What is being asked -> Your task is to copy each line that has the word "this".

## begin

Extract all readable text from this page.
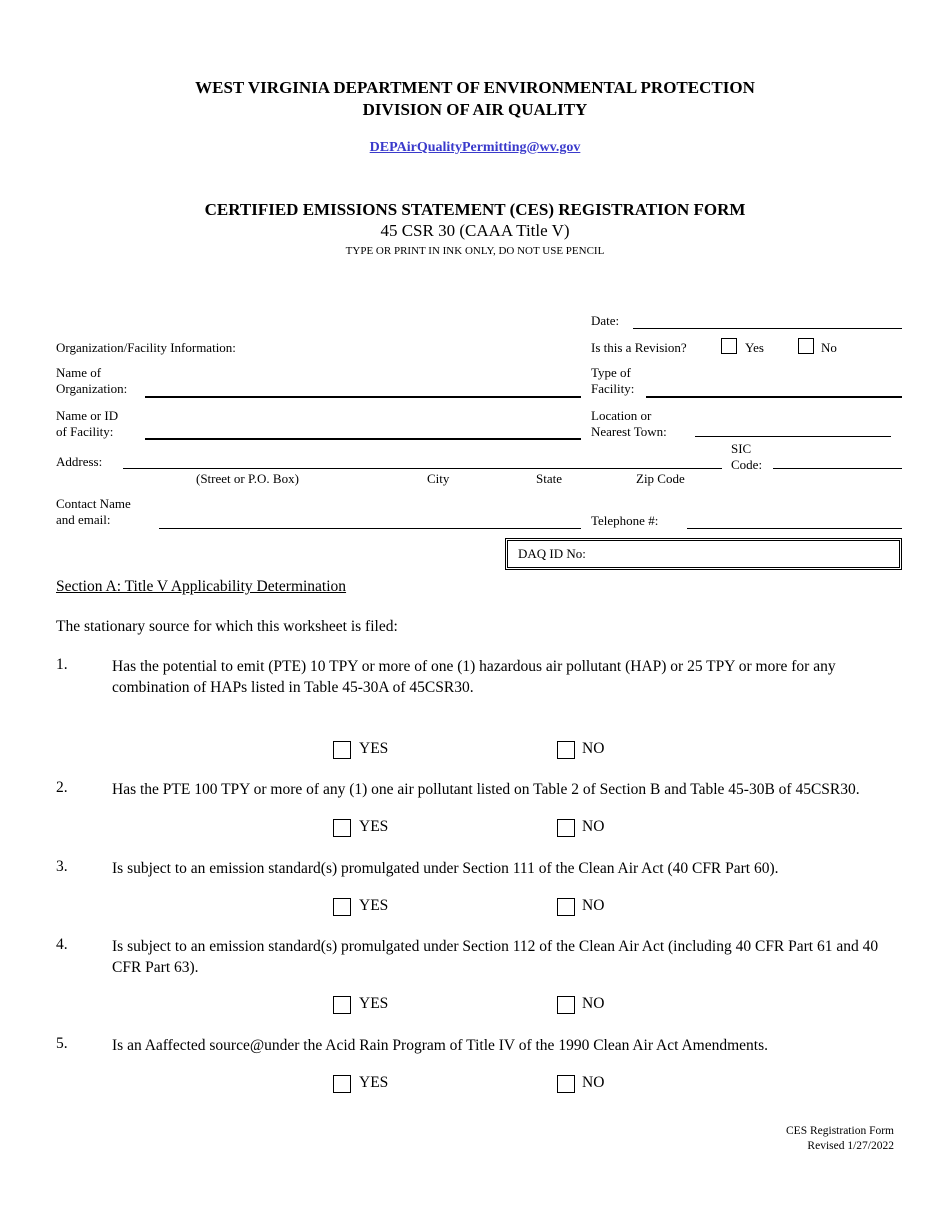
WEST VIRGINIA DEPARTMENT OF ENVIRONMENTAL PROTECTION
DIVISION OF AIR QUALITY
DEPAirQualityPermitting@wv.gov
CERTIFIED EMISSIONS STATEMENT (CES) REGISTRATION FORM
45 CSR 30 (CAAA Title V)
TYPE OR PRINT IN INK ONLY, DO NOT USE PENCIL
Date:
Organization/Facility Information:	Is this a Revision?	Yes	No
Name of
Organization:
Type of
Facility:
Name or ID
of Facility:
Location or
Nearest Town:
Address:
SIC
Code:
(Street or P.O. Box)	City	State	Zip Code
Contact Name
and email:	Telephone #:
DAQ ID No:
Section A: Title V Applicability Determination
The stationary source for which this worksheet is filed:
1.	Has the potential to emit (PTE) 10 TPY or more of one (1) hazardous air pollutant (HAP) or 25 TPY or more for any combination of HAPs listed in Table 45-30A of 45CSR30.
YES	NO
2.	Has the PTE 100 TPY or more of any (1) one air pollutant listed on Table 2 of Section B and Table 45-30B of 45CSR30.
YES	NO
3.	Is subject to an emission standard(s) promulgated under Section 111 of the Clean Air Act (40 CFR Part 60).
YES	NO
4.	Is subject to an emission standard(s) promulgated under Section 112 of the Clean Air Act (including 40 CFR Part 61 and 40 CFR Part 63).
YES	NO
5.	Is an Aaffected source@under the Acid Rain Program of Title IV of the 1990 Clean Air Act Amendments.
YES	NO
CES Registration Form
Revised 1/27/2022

## end

Task solution ->
Extract all readable text from this page.
Organization/Facility Information:	Is this a Revision?	Yes	No
The stationary source for which this worksheet is filed:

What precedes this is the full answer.